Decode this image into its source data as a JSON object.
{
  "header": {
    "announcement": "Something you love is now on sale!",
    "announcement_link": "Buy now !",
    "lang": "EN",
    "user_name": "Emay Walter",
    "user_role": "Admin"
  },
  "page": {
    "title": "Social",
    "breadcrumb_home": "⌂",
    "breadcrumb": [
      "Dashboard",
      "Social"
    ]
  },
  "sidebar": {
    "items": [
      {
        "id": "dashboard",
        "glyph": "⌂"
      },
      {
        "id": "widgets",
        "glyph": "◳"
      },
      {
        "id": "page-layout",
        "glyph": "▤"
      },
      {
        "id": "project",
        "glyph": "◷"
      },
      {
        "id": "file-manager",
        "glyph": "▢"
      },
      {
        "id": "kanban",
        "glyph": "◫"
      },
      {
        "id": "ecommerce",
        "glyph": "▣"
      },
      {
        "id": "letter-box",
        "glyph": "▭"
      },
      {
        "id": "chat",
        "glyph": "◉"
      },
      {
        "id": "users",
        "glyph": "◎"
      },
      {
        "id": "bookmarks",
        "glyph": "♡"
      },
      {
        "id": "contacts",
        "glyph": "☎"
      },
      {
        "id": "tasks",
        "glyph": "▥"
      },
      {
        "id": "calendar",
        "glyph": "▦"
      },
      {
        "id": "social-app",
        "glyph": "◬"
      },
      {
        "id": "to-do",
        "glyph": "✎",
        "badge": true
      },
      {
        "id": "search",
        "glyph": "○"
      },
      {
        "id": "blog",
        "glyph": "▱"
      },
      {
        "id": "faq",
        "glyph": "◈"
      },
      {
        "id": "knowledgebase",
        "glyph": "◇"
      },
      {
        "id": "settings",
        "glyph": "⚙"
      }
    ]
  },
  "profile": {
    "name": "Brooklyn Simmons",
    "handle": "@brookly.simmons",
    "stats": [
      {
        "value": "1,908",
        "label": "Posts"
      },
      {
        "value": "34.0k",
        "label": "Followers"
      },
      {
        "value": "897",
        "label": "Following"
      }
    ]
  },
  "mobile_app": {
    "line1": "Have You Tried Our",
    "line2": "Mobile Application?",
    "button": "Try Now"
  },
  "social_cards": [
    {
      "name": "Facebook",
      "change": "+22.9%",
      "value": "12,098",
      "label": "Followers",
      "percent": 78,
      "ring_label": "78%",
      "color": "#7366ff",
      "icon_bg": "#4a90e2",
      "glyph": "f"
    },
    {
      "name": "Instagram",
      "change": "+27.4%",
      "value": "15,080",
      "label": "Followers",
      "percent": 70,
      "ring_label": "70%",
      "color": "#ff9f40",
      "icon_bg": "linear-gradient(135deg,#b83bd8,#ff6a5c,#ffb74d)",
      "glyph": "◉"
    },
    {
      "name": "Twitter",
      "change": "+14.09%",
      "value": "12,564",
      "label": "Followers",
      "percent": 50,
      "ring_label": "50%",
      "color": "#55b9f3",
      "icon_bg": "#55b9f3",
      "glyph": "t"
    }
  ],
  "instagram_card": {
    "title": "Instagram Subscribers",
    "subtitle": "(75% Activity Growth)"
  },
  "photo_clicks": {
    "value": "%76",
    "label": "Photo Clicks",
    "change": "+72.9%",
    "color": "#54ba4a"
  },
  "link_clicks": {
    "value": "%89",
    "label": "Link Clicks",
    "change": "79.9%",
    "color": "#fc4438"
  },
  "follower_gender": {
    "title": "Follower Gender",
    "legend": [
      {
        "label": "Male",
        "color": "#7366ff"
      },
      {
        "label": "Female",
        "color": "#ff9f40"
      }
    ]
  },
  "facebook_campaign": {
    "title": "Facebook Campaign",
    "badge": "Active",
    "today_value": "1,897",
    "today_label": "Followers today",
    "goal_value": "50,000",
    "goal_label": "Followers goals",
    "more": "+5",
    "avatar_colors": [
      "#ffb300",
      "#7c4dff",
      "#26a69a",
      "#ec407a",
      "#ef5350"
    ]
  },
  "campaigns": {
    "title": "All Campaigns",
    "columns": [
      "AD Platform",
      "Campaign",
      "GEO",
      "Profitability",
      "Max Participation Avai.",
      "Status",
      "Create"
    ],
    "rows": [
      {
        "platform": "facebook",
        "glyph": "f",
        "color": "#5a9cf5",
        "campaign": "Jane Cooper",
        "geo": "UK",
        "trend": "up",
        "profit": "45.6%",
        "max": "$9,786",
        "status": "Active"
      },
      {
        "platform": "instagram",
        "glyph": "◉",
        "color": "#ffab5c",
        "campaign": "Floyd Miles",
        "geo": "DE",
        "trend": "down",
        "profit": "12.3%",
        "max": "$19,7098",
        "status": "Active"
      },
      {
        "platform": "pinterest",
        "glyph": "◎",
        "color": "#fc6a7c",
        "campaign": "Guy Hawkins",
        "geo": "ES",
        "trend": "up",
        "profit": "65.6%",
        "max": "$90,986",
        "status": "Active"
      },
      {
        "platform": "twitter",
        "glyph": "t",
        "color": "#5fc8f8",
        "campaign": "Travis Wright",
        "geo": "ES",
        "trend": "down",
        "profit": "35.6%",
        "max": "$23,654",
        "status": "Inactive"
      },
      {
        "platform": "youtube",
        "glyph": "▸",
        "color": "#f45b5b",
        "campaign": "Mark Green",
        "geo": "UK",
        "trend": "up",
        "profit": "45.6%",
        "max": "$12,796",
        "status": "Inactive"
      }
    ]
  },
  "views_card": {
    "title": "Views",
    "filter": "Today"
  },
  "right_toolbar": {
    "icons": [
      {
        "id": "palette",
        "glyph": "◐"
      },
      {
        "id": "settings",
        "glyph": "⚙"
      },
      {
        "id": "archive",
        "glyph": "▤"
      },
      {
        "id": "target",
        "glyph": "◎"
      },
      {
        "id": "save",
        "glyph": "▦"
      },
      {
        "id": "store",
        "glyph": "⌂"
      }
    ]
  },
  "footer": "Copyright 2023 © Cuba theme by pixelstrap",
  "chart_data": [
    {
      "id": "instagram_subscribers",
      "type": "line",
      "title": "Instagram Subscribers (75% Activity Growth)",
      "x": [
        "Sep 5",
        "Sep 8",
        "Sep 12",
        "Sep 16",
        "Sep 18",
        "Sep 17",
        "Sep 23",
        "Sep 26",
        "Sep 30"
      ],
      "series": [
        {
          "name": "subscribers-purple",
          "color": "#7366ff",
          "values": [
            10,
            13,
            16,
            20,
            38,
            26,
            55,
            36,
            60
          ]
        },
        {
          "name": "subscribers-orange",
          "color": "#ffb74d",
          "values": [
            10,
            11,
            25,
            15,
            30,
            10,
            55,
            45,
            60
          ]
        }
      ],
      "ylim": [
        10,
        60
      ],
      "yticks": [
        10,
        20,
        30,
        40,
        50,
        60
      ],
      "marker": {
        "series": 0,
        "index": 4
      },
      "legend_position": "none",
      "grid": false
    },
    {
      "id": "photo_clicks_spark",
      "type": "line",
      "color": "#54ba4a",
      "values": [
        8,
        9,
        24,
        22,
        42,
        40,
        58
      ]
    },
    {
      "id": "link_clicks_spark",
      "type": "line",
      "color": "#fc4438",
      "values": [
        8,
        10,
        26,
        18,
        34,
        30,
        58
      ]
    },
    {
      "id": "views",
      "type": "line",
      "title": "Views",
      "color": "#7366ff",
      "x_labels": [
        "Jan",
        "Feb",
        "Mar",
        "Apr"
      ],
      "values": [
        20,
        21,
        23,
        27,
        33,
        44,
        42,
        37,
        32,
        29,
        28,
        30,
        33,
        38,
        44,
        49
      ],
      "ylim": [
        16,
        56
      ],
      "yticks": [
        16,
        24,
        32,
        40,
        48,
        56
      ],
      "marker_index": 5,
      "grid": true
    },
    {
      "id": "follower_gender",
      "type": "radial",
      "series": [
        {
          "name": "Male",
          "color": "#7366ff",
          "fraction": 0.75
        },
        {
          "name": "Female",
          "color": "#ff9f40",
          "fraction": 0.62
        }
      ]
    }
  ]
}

==================================================

Your instructions: Return every line in the listing that contains the word "Activity".

Answer for the task:
    "subtitle": "(75% Activity Growth)"
      "title": "Instagram Subscribers (75% Activity Growth)",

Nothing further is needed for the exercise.